**Given instruction**
How many lines in the items below contain the string "credit"? Give only the number.

Extracted data entries
• • • •
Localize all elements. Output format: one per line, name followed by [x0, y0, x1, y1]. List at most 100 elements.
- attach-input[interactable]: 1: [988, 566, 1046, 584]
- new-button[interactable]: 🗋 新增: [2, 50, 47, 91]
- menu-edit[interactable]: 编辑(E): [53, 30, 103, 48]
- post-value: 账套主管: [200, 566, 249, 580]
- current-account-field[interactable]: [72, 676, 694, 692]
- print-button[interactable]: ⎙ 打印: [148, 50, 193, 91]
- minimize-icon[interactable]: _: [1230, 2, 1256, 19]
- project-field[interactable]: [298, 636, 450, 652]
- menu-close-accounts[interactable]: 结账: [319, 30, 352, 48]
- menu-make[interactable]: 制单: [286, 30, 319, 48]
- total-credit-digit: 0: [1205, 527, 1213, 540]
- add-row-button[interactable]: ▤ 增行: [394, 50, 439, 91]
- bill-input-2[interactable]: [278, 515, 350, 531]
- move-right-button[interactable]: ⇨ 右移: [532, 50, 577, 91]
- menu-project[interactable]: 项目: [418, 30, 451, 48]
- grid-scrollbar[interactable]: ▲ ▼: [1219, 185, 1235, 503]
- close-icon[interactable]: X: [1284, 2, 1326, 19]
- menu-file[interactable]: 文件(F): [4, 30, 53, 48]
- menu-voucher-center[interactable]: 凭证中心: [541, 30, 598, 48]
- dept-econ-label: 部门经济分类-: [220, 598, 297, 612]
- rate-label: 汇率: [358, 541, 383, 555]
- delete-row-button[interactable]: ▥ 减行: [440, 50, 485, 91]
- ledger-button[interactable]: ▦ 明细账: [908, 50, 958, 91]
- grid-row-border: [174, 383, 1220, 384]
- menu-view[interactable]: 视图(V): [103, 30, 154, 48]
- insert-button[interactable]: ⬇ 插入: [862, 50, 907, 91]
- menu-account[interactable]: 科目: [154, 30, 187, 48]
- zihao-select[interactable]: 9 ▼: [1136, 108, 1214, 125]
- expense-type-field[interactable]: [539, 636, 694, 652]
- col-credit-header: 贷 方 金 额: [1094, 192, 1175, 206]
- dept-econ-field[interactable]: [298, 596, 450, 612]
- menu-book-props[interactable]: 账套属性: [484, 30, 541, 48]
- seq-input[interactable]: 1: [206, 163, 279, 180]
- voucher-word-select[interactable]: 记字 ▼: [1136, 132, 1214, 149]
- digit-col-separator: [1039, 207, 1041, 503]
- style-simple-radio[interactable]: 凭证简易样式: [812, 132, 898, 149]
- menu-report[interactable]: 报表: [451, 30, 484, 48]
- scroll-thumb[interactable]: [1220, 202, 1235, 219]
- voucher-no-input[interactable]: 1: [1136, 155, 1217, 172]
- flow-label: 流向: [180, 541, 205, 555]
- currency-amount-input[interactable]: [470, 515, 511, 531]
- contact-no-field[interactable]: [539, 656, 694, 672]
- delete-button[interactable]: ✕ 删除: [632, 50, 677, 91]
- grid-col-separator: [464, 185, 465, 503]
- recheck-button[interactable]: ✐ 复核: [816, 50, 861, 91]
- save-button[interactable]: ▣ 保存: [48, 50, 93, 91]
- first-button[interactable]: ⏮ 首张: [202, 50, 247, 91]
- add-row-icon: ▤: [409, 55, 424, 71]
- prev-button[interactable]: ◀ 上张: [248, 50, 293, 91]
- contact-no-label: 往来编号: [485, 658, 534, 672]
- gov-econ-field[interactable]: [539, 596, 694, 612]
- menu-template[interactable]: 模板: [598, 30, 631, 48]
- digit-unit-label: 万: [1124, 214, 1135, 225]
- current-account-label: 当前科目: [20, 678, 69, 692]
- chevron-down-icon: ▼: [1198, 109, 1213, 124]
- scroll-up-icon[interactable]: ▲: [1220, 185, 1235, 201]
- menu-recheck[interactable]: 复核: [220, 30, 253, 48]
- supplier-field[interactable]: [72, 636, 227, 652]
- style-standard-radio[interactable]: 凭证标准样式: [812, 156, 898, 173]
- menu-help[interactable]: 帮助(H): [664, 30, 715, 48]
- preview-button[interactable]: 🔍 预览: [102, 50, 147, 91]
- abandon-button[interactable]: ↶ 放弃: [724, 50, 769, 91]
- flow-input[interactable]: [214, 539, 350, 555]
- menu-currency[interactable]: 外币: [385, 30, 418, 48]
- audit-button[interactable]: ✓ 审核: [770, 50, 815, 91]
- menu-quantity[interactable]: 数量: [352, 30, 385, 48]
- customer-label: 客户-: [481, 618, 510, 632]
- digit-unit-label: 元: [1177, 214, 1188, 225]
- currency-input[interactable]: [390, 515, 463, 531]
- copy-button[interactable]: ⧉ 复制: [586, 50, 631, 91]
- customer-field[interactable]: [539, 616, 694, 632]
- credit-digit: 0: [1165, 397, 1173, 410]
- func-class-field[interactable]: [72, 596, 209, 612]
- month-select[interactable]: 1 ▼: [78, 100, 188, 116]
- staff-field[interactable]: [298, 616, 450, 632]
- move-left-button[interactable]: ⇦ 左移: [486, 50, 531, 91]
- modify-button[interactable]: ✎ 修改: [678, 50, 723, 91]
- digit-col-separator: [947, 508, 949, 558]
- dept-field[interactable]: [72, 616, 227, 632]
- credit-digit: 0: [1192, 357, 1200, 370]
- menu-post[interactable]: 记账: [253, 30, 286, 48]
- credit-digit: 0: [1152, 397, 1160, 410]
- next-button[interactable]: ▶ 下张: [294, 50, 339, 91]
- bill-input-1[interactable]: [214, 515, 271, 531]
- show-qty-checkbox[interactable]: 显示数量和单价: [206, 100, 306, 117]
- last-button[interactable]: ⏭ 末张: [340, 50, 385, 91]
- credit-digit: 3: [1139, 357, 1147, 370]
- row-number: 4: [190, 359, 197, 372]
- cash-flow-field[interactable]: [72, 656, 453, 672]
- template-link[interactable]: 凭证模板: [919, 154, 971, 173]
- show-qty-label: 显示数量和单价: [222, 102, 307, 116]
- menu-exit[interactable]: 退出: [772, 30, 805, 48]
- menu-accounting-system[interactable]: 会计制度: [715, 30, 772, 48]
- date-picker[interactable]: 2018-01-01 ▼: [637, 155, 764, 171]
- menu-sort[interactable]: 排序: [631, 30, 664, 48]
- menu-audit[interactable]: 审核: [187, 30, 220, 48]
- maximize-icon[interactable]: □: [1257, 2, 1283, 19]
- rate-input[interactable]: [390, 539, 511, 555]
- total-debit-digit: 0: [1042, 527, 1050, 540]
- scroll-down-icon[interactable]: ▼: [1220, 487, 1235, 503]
• • • •
**Written solution**
6